» **Problem to work on**
Examine the material below. Gather every line in which the string "Other" appears.

» **Data for this task**
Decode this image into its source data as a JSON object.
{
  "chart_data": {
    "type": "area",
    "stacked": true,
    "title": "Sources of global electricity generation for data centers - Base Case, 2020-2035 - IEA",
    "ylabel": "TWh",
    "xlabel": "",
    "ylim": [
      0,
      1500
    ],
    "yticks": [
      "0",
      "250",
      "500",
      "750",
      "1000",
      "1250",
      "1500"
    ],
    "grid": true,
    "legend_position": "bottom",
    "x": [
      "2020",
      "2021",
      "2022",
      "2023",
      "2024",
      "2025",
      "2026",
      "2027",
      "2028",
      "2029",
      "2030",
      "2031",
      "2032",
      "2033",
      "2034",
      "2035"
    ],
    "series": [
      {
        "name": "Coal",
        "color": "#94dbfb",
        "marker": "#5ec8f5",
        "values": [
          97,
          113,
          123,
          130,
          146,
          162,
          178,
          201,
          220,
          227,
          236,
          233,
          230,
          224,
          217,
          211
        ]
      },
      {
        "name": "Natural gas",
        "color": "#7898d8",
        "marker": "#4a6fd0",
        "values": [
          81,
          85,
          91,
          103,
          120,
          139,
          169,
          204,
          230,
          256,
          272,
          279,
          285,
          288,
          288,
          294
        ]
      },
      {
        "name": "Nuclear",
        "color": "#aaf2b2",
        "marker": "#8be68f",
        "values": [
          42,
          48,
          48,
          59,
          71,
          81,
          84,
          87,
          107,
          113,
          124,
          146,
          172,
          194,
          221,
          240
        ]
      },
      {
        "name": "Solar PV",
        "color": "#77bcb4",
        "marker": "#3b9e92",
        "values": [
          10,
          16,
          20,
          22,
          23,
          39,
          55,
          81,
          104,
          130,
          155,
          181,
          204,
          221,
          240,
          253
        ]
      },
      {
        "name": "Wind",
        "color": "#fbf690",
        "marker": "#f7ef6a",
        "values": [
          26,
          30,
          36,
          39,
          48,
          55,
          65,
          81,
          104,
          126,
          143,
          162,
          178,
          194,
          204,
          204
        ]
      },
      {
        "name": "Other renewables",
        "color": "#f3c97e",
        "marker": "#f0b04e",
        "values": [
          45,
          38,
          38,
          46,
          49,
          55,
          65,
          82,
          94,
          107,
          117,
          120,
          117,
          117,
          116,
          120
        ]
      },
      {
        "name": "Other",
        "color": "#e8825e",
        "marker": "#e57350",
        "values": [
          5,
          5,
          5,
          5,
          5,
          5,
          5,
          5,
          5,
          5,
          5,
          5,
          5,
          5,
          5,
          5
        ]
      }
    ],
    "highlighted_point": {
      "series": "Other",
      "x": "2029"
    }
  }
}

» **Output**
        "name": "Other renewables",
        "name": "Other",
      "series": "Other",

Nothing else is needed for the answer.